Problem - Find every line below that contains the word "selected" and copy it out.

Recorded data
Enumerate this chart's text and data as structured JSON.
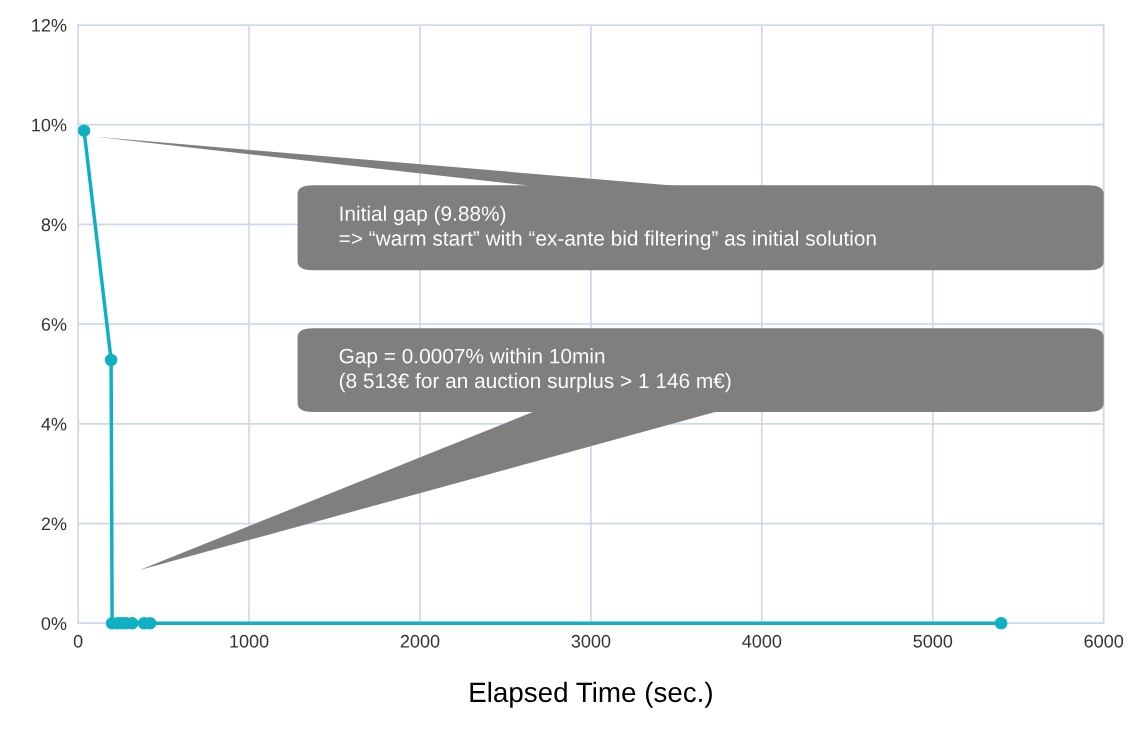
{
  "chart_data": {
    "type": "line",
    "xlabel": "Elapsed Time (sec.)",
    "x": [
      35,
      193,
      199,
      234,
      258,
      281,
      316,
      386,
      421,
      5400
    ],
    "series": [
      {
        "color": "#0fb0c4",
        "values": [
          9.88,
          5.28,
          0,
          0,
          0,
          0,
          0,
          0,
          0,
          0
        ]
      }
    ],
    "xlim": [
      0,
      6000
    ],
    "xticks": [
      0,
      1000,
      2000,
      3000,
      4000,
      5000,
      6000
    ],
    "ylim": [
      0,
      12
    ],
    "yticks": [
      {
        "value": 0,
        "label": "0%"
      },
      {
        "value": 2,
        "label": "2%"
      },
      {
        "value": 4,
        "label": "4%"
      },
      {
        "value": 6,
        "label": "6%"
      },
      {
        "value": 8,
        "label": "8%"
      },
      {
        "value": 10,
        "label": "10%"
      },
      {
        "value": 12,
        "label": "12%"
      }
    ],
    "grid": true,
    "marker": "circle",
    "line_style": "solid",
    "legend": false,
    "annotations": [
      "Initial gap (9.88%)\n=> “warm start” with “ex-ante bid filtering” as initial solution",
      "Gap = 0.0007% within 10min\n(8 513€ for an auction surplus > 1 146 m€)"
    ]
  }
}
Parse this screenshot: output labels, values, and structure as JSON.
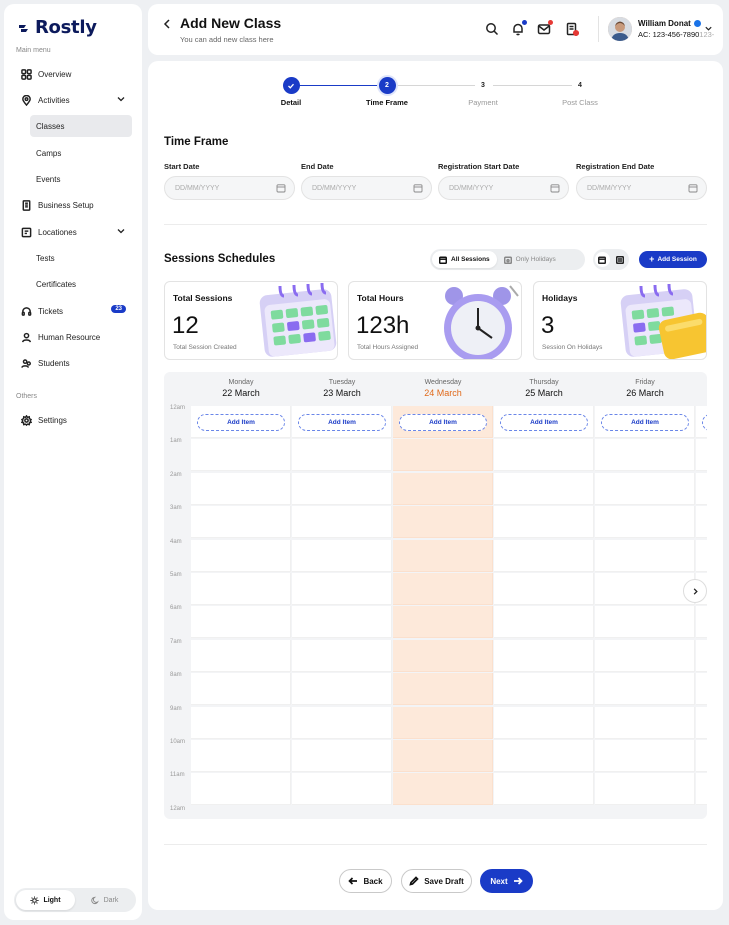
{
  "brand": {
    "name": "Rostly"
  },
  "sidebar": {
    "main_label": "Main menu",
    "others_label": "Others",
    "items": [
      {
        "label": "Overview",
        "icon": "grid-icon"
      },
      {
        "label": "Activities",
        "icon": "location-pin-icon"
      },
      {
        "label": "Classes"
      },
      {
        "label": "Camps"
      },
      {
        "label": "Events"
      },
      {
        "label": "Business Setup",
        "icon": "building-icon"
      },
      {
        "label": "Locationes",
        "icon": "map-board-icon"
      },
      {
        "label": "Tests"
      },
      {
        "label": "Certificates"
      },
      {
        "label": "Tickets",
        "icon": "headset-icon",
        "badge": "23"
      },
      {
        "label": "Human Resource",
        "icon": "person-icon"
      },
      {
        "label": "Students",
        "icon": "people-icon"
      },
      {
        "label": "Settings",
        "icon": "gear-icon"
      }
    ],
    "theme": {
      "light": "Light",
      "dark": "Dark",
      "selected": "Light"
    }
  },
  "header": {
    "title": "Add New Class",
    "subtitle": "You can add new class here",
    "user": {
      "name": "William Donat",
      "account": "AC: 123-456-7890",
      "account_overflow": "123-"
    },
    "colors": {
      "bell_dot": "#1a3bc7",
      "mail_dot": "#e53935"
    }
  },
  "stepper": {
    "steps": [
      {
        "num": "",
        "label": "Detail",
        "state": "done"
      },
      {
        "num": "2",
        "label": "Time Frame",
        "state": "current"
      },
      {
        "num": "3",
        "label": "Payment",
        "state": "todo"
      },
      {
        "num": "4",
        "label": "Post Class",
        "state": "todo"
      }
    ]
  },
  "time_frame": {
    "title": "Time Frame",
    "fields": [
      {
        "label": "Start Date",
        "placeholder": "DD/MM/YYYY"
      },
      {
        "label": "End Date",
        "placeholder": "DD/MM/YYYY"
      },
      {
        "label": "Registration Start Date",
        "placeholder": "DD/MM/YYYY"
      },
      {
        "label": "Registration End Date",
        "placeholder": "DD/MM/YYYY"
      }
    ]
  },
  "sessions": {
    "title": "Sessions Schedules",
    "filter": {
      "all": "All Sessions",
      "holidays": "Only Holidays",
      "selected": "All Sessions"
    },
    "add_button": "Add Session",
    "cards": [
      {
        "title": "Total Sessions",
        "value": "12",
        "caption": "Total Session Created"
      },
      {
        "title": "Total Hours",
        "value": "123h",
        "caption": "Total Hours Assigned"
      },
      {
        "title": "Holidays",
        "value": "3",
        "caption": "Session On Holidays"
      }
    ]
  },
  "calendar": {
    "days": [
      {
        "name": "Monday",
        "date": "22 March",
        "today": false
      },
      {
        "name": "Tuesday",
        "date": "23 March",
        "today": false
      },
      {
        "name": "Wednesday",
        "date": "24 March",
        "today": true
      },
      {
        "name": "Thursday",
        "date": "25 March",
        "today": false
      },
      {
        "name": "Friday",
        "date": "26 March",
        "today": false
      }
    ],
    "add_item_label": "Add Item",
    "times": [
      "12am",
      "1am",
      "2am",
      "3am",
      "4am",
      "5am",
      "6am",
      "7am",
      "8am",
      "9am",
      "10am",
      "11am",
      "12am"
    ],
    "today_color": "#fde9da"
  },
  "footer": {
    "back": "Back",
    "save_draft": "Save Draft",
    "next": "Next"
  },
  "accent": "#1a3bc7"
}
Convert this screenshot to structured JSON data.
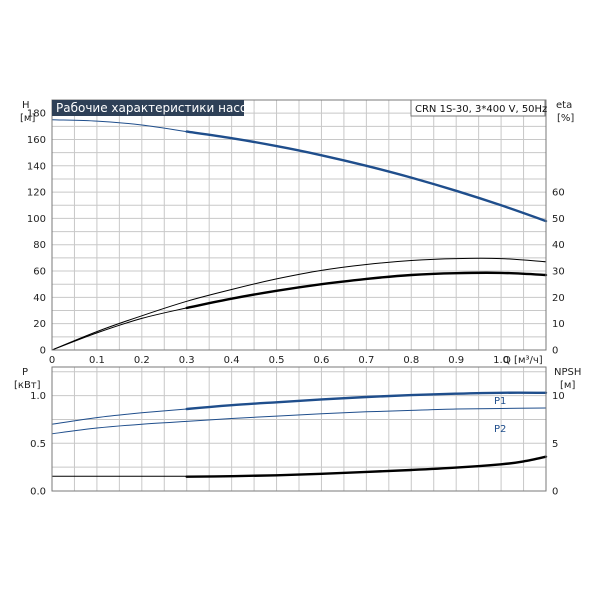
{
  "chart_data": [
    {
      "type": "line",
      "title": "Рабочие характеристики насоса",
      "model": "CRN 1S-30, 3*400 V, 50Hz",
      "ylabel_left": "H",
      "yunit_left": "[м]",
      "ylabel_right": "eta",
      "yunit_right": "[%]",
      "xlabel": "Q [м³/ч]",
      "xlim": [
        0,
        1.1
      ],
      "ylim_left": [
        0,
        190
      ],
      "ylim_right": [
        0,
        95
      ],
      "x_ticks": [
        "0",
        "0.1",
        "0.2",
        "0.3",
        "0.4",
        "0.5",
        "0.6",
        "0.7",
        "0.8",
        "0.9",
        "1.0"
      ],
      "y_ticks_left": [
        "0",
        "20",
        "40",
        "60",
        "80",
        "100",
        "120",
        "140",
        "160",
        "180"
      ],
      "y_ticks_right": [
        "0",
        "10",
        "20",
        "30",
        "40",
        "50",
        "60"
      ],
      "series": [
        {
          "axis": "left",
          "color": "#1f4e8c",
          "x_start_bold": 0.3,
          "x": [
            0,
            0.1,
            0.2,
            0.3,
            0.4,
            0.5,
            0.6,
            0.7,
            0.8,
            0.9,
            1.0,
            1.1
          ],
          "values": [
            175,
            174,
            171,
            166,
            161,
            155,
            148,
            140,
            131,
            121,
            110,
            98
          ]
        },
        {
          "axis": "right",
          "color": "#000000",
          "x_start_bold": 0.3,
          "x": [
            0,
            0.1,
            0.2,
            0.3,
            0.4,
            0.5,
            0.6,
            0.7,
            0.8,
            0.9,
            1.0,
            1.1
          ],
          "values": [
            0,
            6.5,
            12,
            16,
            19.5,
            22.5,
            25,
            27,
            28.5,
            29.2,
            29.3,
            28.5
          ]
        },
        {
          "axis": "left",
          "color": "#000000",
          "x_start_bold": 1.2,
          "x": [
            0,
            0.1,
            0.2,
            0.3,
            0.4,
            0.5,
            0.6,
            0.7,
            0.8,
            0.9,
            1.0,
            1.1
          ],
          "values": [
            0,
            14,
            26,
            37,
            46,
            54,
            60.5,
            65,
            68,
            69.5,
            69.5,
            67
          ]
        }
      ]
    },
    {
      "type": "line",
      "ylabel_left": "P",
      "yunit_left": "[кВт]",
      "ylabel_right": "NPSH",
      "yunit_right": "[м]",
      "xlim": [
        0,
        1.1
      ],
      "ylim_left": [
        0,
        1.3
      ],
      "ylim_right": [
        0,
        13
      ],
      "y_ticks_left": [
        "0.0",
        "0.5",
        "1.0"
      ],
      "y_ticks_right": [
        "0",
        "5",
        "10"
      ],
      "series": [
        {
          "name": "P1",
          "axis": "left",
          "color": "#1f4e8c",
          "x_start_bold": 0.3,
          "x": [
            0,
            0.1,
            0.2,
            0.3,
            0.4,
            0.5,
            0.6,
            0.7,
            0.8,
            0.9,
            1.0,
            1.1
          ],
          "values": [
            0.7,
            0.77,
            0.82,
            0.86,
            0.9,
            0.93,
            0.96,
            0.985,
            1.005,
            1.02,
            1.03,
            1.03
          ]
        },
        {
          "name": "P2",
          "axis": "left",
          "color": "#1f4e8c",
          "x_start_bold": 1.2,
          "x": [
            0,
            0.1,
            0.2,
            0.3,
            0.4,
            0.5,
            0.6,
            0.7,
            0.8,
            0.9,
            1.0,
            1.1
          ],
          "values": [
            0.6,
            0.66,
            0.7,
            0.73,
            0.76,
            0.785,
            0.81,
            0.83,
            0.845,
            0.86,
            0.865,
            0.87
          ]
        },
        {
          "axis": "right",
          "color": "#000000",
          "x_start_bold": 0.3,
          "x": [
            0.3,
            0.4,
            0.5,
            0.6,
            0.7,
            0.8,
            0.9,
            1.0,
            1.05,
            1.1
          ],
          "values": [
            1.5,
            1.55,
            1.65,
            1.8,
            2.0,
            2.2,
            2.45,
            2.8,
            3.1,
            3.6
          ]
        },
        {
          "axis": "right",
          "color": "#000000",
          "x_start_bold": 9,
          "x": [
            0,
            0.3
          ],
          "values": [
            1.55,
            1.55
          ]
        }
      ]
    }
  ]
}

Output for this exercise -
      "selected": "Light"
      "selected": "All Sessions"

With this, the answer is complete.